- 救援新聞 京都版No.1534 2024年11月5日
橋本宏一(日本国民救援会京都府本部 事務局長)
「ふるさとなくすのは私たちだけに」
大飯原発差止京都訴訟で証人尋問
福井県の大飯原発の稼働停止と損害賠償を求めて、京都などの住民3,477人が関西電力と国を相手に起こした訴訟の、第44回口頭弁論が、10月29日京都地裁(第6民事部合議係齋藤聡裁判長)101号法廷で開かれました。この日の法廷では約60人の傍聴者が見守る中、2人の証人と1人の原告が証言台に立ち、東京電力福島第一原発の事故による被害の実相を証言、「ふるさとをなくすのは私たちだけにしてほしい」などと、原発の稼働停止を訴えました。尋問の原告代理人弁護士と証言者、証言要旨は次の通りです。

════════

• [練習課題 A]: 大飯原発訴訟の記事によると、関西電力と国を相手に訴訟を起こした住民は何人ですか。
• [練習課題 B]: 大飯原発訴訟の記事の「- 救援新聞 京都版No.1534」と「者、証言要旨は次の通りです。」の間を、両端も含めてそのまま書き写してください。
記録は大飯原発訴訟の記事とは別の資料です。

════════

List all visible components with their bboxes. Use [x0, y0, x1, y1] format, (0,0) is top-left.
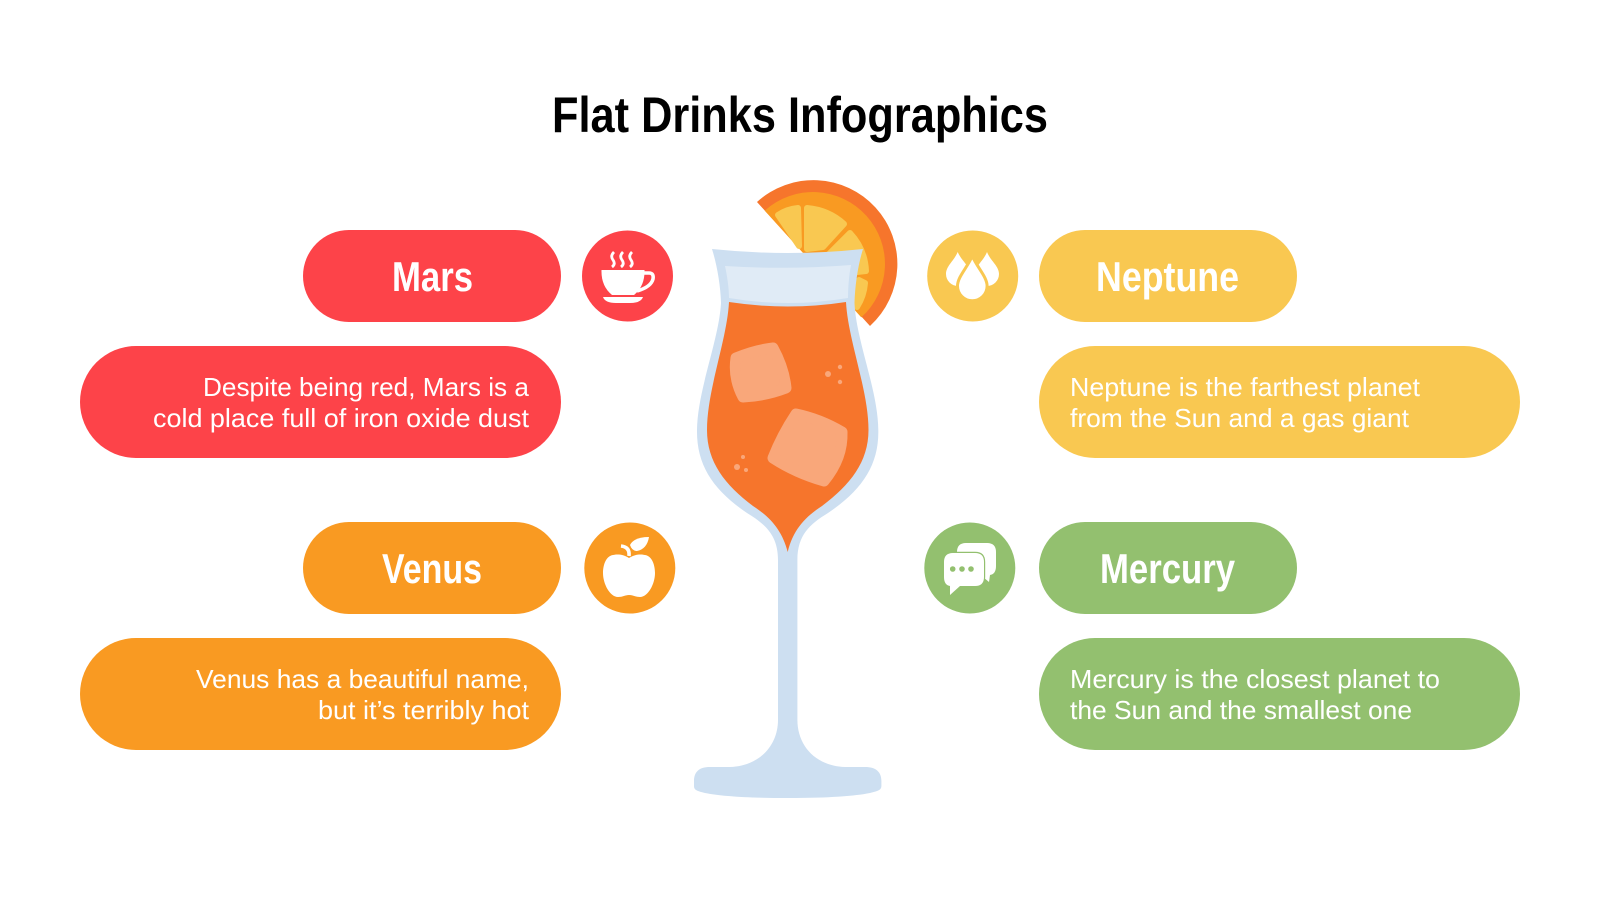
Neptune heading pill: Neptune	[1096, 253, 1239, 300]
Mars description: cold place full of iron oxide dust	[153, 403, 530, 433]
Venus description	[80, 638, 561, 750]
liquid	[707, 302, 868, 552]
bubbles	[734, 365, 842, 472]
Mercury description: the Sun and the smallest one	[1070, 695, 1412, 725]
Mars heading pill	[303, 230, 561, 322]
title: Flat Drinks Infographics	[552, 87, 1048, 143]
Mercury heading pill	[1039, 522, 1297, 614]
panel: Mars	[80, 230, 673, 458]
Mars heading pill: Mars	[392, 253, 473, 300]
Venus heading pill: Venus	[382, 545, 482, 592]
orange slice	[757, 180, 897, 326]
Mercury description: Mercury is the closest planet to	[1070, 664, 1440, 694]
Neptune description: from the Sun and a gas giant	[1070, 403, 1410, 433]
icon: chat bubbles	[924, 522, 1015, 614]
Neptune description	[1039, 346, 1520, 458]
icon: water drops	[927, 230, 1018, 322]
Mars description: Despite being red, Mars is a	[203, 372, 530, 402]
panel: Mercury	[924, 522, 1520, 750]
Mars description	[80, 346, 561, 458]
Neptune heading pill	[1039, 230, 1297, 322]
Mercury heading pill: Mercury	[1100, 545, 1236, 592]
glass body	[694, 249, 881, 798]
icon: apple	[584, 522, 675, 614]
Venus description: Venus has a beautiful name,	[196, 664, 529, 694]
icon: coffee cup	[582, 230, 673, 322]
illustration: cocktail glass	[694, 180, 897, 798]
ice cube 1	[735, 348, 786, 397]
glass rim highlight	[725, 265, 851, 303]
Neptune description: Neptune is the farthest planet	[1070, 372, 1421, 402]
Venus heading pill	[303, 522, 561, 614]
panel: Venus	[80, 522, 675, 750]
ice cube 2	[773, 414, 842, 481]
Mercury description	[1039, 638, 1520, 750]
Venus description: but it’s terribly hot	[318, 695, 530, 725]
panel: Neptune	[927, 230, 1520, 458]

════════

• [解答例 A]: 3,477人です。

• [解答例 B]:
- 救援新聞 京都版No.1534 2024年11月5日
橋本宏一(日本国民救援会京都府本部 事務局長)
「ふるさとなくすのは私たちだけに」
大飯原発差止京都訴訟で証人尋問
福井県の大飯原発の稼働停止と損害賠償を求めて、京都などの住民3,477人が関西電力と国を相手に起こした訴訟の、第44回口頭弁論が、10月29日京都地裁(第6民事部合議係齋藤聡裁判長)101号法廷で開かれました。この日の法廷では約60人の傍聴者が見守る中、2人の証人と1人の原告が証言台に立ち、東京電力福島第一原発の事故による被害の実相を証言、「ふるさとをなくすのは私たちだけにしてほしい」などと、原発の稼働停止を訴えました。尋問の原告代理人弁護士と証言者、証言要旨は次の通りです。